__AIM OF THE TASK__. Check each line for the word "name" and report how many have it. Give nothing else.

__PROVIDED INFORMATION__.
## start
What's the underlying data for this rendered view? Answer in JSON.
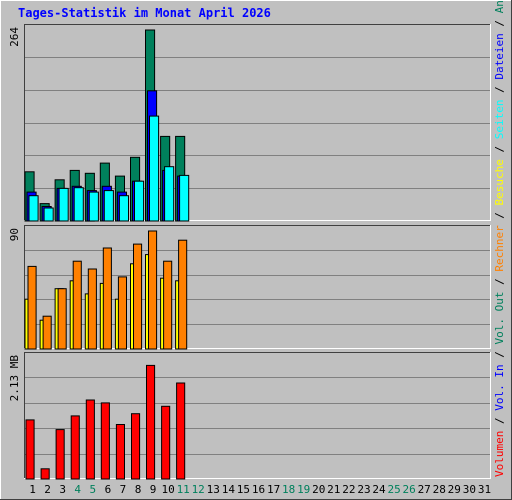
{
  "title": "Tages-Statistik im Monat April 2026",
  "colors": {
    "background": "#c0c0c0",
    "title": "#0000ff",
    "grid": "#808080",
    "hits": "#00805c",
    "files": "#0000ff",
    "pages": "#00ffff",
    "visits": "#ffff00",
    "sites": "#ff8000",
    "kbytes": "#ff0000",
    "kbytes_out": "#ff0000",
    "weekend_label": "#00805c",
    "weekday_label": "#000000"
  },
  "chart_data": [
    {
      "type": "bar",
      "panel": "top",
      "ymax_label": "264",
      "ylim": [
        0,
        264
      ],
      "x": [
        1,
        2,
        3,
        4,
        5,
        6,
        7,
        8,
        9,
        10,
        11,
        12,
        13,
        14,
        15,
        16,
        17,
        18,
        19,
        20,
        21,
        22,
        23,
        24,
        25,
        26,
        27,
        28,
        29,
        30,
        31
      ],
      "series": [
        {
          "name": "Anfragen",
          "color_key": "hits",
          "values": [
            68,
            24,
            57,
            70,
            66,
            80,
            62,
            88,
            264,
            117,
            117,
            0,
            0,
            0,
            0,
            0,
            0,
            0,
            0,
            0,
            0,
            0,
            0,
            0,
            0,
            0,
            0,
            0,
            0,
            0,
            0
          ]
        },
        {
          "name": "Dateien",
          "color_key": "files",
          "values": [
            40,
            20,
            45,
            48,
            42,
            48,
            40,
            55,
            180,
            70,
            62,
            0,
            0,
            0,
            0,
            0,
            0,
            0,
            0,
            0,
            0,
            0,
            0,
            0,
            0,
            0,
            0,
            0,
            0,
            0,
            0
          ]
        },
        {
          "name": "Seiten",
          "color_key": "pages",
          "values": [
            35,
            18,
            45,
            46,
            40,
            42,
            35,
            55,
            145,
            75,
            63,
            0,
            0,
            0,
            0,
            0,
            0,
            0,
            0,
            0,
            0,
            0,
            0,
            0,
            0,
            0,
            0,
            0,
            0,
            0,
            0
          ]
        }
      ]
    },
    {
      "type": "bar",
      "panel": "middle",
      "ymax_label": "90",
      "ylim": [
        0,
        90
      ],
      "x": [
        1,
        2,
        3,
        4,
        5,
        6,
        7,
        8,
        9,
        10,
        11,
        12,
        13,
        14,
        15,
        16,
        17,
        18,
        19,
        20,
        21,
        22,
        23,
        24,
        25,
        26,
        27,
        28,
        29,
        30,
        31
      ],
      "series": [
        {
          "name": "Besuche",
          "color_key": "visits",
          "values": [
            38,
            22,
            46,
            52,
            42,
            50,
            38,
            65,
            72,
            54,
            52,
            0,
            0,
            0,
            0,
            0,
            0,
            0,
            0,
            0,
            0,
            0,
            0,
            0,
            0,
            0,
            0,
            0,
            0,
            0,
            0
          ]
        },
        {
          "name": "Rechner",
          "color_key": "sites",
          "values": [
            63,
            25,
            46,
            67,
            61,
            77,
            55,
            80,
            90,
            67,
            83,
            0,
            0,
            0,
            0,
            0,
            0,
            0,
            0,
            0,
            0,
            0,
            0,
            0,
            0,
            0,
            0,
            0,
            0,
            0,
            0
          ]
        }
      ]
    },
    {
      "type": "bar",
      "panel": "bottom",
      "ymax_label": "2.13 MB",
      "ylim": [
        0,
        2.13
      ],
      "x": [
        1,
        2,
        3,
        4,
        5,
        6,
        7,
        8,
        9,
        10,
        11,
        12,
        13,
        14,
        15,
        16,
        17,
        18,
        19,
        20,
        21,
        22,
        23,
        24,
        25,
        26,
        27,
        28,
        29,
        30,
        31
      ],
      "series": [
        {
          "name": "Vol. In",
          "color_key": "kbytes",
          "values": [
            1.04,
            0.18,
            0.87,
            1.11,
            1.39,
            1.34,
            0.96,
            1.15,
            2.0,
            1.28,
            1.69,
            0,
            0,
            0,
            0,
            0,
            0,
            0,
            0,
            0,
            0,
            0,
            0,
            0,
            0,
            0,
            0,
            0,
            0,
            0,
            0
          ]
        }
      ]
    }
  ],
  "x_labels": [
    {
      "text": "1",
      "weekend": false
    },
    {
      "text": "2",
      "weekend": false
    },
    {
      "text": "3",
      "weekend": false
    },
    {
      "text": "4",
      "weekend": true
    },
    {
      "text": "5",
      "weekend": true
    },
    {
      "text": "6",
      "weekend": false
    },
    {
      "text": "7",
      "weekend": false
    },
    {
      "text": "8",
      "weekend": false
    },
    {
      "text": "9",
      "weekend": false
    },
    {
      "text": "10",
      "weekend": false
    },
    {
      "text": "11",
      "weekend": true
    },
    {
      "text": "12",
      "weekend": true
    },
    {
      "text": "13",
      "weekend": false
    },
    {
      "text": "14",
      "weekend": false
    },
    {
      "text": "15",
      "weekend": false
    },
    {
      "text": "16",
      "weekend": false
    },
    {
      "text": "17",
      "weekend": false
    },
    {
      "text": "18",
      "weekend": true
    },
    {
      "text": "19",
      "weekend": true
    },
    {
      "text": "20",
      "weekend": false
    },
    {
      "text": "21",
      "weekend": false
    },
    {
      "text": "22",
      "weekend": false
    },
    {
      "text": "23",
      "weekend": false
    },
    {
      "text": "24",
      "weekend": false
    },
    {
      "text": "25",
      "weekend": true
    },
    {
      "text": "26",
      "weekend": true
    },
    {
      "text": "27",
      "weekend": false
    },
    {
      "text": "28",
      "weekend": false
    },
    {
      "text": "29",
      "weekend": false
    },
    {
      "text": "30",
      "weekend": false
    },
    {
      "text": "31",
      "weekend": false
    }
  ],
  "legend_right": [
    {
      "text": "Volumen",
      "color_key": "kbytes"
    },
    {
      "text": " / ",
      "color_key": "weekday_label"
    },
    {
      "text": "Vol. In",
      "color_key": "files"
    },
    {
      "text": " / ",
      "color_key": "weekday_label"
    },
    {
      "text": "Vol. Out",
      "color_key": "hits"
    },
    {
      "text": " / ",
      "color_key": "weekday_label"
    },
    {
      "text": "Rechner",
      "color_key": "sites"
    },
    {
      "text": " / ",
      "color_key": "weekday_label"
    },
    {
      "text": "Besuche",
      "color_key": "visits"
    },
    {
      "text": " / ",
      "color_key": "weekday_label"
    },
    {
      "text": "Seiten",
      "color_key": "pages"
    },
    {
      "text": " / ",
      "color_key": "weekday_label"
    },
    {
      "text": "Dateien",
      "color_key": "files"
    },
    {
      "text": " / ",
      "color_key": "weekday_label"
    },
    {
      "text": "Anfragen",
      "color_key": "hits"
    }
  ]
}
## end
__EXPECTED ANSWER__. 6